Events from the year 1850 in the United States.

Incumbents

Federal Government 
 President: Zachary Taylor (W-Kentucky) (until July 9), Millard Fillmore (W-New York) (starting July 9)
 Vice President: Millard Fillmore (W-New York) (until July 9), vacant (starting July 9)
 Chief Justice: Roger B. Taney (Maryland)
 Speaker of the House of Representatives: Howell Cobb (D-Georgia)
 Congress: 31st

Events

January–March
 January – Sacramento floods.
 January 29 – Henry Clay introduces the Compromise of 1850 to Congress.
 January 31 – The University of Rochester is chartered in Rochester, New York; it admits its first students in November
 c. January–February – The Liberty Head double eagle first issued for commerce.
 February 8–17 – Battle at Fort Utah: The Nauvoo Legion kills Timpanogos hostile to the Mormon settlement at Fort Utah on the orders of Brigham Young.
 February 28 – The University of Utah opens in Salt Lake City.
 March 7 – United States Senator Daniel Webster gives his "Seventh of March" speech, in which he endorses the Compromise of 1850, in order to prevent a possible civil war.
 March 16 – Nathaniel Hawthorne's historical novel The Scarlet Letter is published in Boston, Massachusetts.
 March 19 – American Express is founded by Henry Wells and William Fargo.

April–June
 April 4 – Los Angeles is incorporated as a city in California.
 April 15 – San Francisco is incorporated as a city in California.
 April 19 – Clayton–Bulwer Treaty is signed by the United States and Great Britain, allowing both countries to share Nicaragua and not claim complete control over the proposed Nicaragua Canal.

#### RAW RECORDS
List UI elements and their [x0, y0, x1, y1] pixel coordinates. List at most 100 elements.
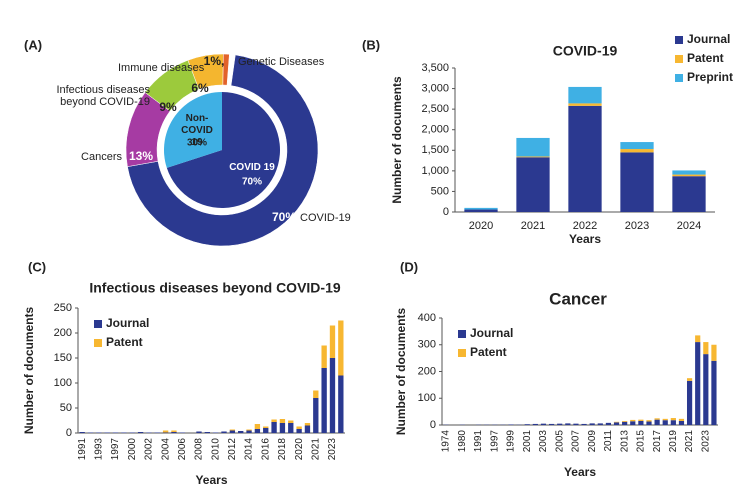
- chart-title: Infectious diseases beyond COVID-19: [89, 280, 341, 296]
- bar-segment: [695, 342, 701, 425]
- bar-segment: [271, 419, 277, 422]
- x-tick-label: 2020: [294, 438, 305, 461]
- chart-title: COVID-19: [553, 43, 618, 59]
- bar-segment: [672, 176, 706, 212]
- x-tick-label: 2010: [210, 438, 221, 461]
- bar-segment: [568, 86, 602, 104]
- bar-segment: [672, 170, 706, 175]
- pie-slice-name: COVID 19: [229, 162, 275, 173]
- bar-segment: [313, 390, 319, 398]
- bar-segment: [171, 430, 177, 432]
- bar-segment: [112, 432, 119, 433]
- y-tick-label: 2,000: [421, 124, 449, 136]
- bar-segment: [87, 432, 94, 433]
- y-tick-label: 500: [431, 185, 449, 197]
- bar-segment: [573, 423, 579, 425]
- legend-swatch: [458, 330, 466, 338]
- x-tick-label: 2016: [260, 438, 271, 461]
- bar-segment: [296, 426, 302, 429]
- bar-segment: [620, 152, 654, 212]
- bar-segment: [171, 432, 177, 433]
- bar-segment: [646, 420, 652, 422]
- panel-label: (D): [400, 259, 418, 274]
- bar-segment: [646, 421, 652, 425]
- bar-segment: [672, 174, 706, 177]
- x-tick-label: 2019: [668, 430, 679, 453]
- y-axis-label: Number of documents: [22, 307, 36, 435]
- y-tick-label: 3,500: [421, 62, 449, 74]
- legend-label: Journal: [470, 326, 513, 340]
- bar-segment: [703, 354, 709, 425]
- bar-segment: [620, 142, 654, 150]
- x-tick-label: 2018: [277, 438, 288, 461]
- bar-segment: [548, 423, 555, 425]
- y-tick-label: 150: [54, 352, 72, 364]
- bar-segment: [540, 423, 547, 425]
- bar-segment: [589, 423, 595, 425]
- x-tick-label: 2014: [244, 438, 255, 461]
- bar-segment: [622, 420, 628, 422]
- bar-segment: [711, 360, 717, 425]
- y-tick-label: 50: [60, 402, 72, 414]
- bar-segment: [271, 422, 277, 433]
- bar-segment: [516, 157, 550, 212]
- bar-segment: [304, 425, 311, 433]
- bar-segment: [96, 432, 102, 433]
- legend-label: Preprint: [687, 70, 733, 84]
- pie-value-label: 30%: [187, 138, 207, 149]
- pie-value-label: 70%: [242, 177, 262, 188]
- bar-segment: [630, 419, 636, 422]
- bar-segment: [254, 424, 261, 429]
- bar-segment: [263, 428, 269, 433]
- bar-segment: [662, 420, 668, 425]
- legend-swatch: [94, 320, 102, 328]
- slice-name: Immune diseases: [118, 62, 205, 74]
- legend-swatch: [675, 55, 683, 63]
- bar-segment: [146, 432, 152, 433]
- bar-segment: [686, 378, 693, 381]
- legend-label: Patent: [687, 51, 724, 65]
- x-tick-label: 2002: [144, 438, 155, 461]
- bar-segment: [711, 344, 717, 361]
- bar-segment: [288, 420, 294, 423]
- bar-segment: [313, 398, 319, 433]
- legend-label: Journal: [106, 316, 149, 330]
- x-tick-label: 2011: [603, 430, 614, 452]
- bar-segment: [104, 432, 110, 433]
- bar-segment: [605, 422, 612, 425]
- y-tick-label: 3,000: [421, 82, 449, 94]
- x-tick-label: 2021: [521, 220, 545, 232]
- x-tick-label: 2012: [227, 438, 238, 461]
- bar-segment: [464, 207, 498, 210]
- bar-segment: [162, 432, 169, 433]
- bar-segment: [638, 419, 644, 421]
- x-tick-label: 1974: [441, 430, 452, 453]
- bar-segment: [279, 419, 286, 423]
- x-tick-label: 1991: [77, 438, 88, 461]
- donut-slice: [127, 54, 319, 247]
- x-tick-label: 1991: [473, 430, 484, 453]
- bar-segment: [296, 429, 302, 433]
- pie-slice-name: Non-COVID 19: [181, 113, 213, 148]
- slice-value-label: 6%: [191, 81, 209, 95]
- bar-segment: [288, 423, 294, 433]
- x-tick-label: 2023: [327, 438, 338, 461]
- bar-segment: [678, 420, 685, 425]
- x-axis-label: Years: [564, 465, 596, 479]
- slice-name: COVID-19: [300, 212, 351, 224]
- y-tick-label: 100: [54, 377, 72, 389]
- x-tick-label: 2015: [636, 430, 647, 453]
- bar-segment: [654, 418, 660, 420]
- bar-segment: [329, 358, 336, 433]
- x-tick-label: 2024: [677, 220, 701, 232]
- bar-segment: [321, 345, 327, 368]
- bar-segment: [162, 430, 169, 433]
- slice-value-label: 70%: [272, 210, 296, 224]
- bar-segment: [695, 335, 701, 343]
- y-tick-label: 250: [54, 302, 72, 314]
- x-axis-label: Years: [195, 473, 227, 487]
- y-tick-label: 300: [418, 339, 436, 351]
- x-tick-label: 2023: [625, 220, 649, 232]
- x-tick-label: 2009: [587, 430, 598, 453]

#### WHAT THIS EXERCISE ASKS
1) In the 1850 events list, who introduced the Compromise of 1850 to Congress?
2) Please rename "x-tick-label" to "x-axis-tick" in the listing, starting at the line containing "- chart-title: Infectious" and ending at the line containing "- bar-segment: [672, 176, 706, 212]". Return only those lines, with everything else unchanged.

#### ANSWERS TO EACH TASK
1) Henry Clay

2)
- chart-title: Infectious diseases beyond COVID-19: [89, 280, 341, 296]
- bar-segment: [695, 342, 701, 425]
- bar-segment: [271, 419, 277, 422]
- x-axis-tick: 2020: [294, 438, 305, 461]
- chart-title: COVID-19: [553, 43, 618, 59]
- bar-segment: [672, 176, 706, 212]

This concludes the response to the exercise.